Wherever a line holds the word "Available", copy that line out.

begin

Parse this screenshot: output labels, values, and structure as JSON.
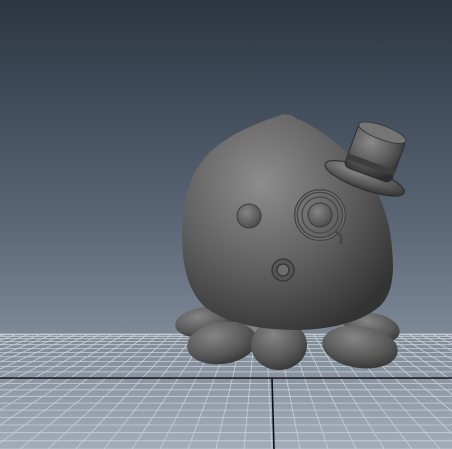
{
  "viewport": {
    "panel": "perspective-3d-viewport",
    "background": {
      "top": "#2f3946",
      "bottom": "#9aa5b2"
    },
    "grid": {
      "color": "#c9cfd6",
      "axis_color": "#141414"
    }
  },
  "model": {
    "name": "octopus-with-top-hat-and-monocle",
    "shading": "smooth-gray",
    "base_color": "#5e5e5e",
    "highlight_color": "#8f8f8f",
    "shadow_color": "#2b2b2b"
  }
}
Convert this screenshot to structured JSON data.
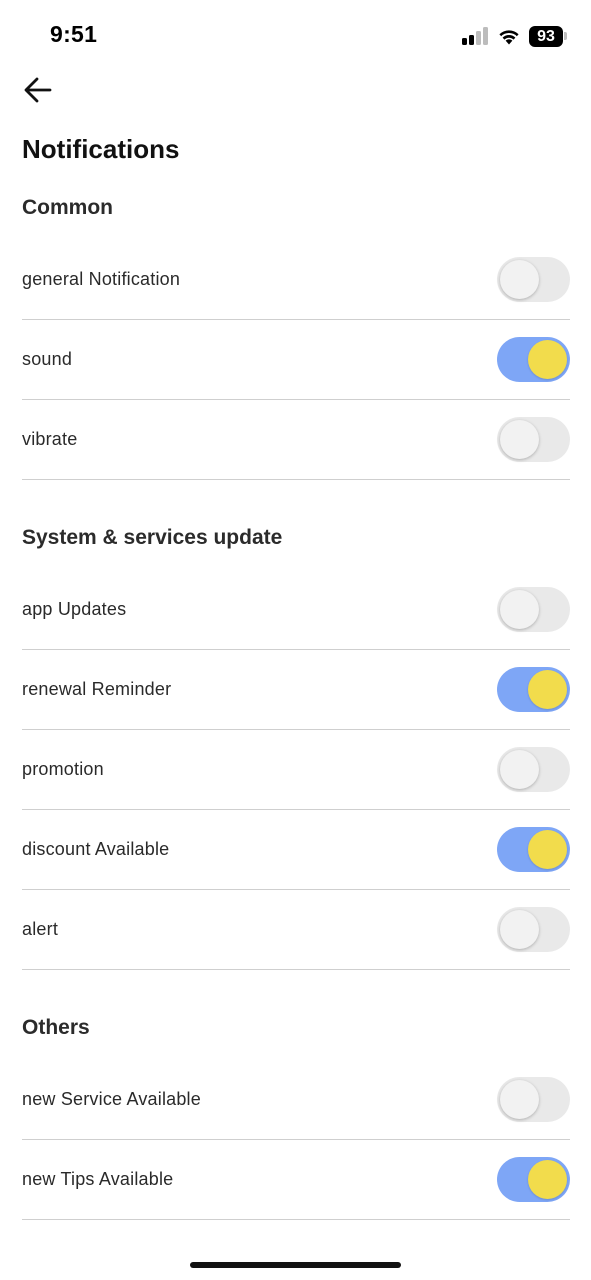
{
  "status_bar": {
    "time": "9:51",
    "battery_level": "93",
    "icons": [
      "signal-icon",
      "wifi-icon",
      "battery-icon"
    ]
  },
  "header": {
    "back_icon": "arrow-left-icon",
    "title": "Notifications"
  },
  "colors": {
    "toggle_on_track": "#7ea6f6",
    "toggle_on_knob": "#f2dc4c",
    "toggle_off_track": "#e9e9e9",
    "toggle_off_knob": "#f2f2f2",
    "divider": "#cfcfcf"
  },
  "sections": [
    {
      "title": "Common",
      "items": [
        {
          "label": "general Notification",
          "enabled": false
        },
        {
          "label": "sound",
          "enabled": true
        },
        {
          "label": "vibrate",
          "enabled": false
        }
      ]
    },
    {
      "title": "System & services update",
      "items": [
        {
          "label": "app Updates",
          "enabled": false
        },
        {
          "label": "renewal Reminder",
          "enabled": true
        },
        {
          "label": "promotion",
          "enabled": false
        },
        {
          "label": "discount Available",
          "enabled": true
        },
        {
          "label": "alert",
          "enabled": false
        }
      ]
    },
    {
      "title": "Others",
      "items": [
        {
          "label": "new Service Available",
          "enabled": false
        },
        {
          "label": "new Tips Available",
          "enabled": true
        }
      ]
    }
  ]
}
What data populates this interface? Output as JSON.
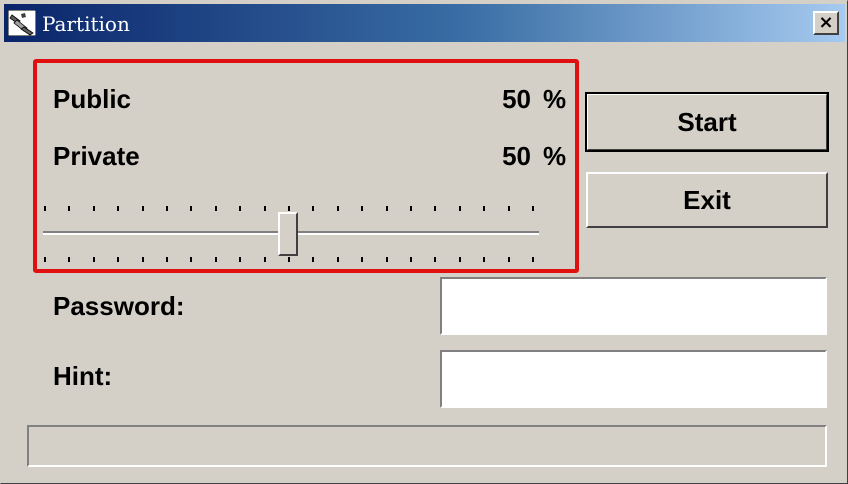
{
  "window": {
    "title": "Partition",
    "close_label": "×"
  },
  "partition": {
    "public_label": "Public",
    "public_value": "50",
    "private_label": "Private",
    "private_value": "50",
    "percent_sign": "%",
    "slider_percent": 50,
    "highlight_color": "#e01010"
  },
  "buttons": {
    "start_label": "Start",
    "exit_label": "Exit"
  },
  "password": {
    "label": "Password:",
    "value": ""
  },
  "hint": {
    "label": "Hint:",
    "value": ""
  },
  "progress": {
    "percent": 0
  },
  "icons": {
    "app": "partition-app-icon",
    "close": "close-icon"
  }
}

end

> _Task answer_:
          "label": "discount Available",
          "label": "new Service Available",
          "label": "new Tips Available",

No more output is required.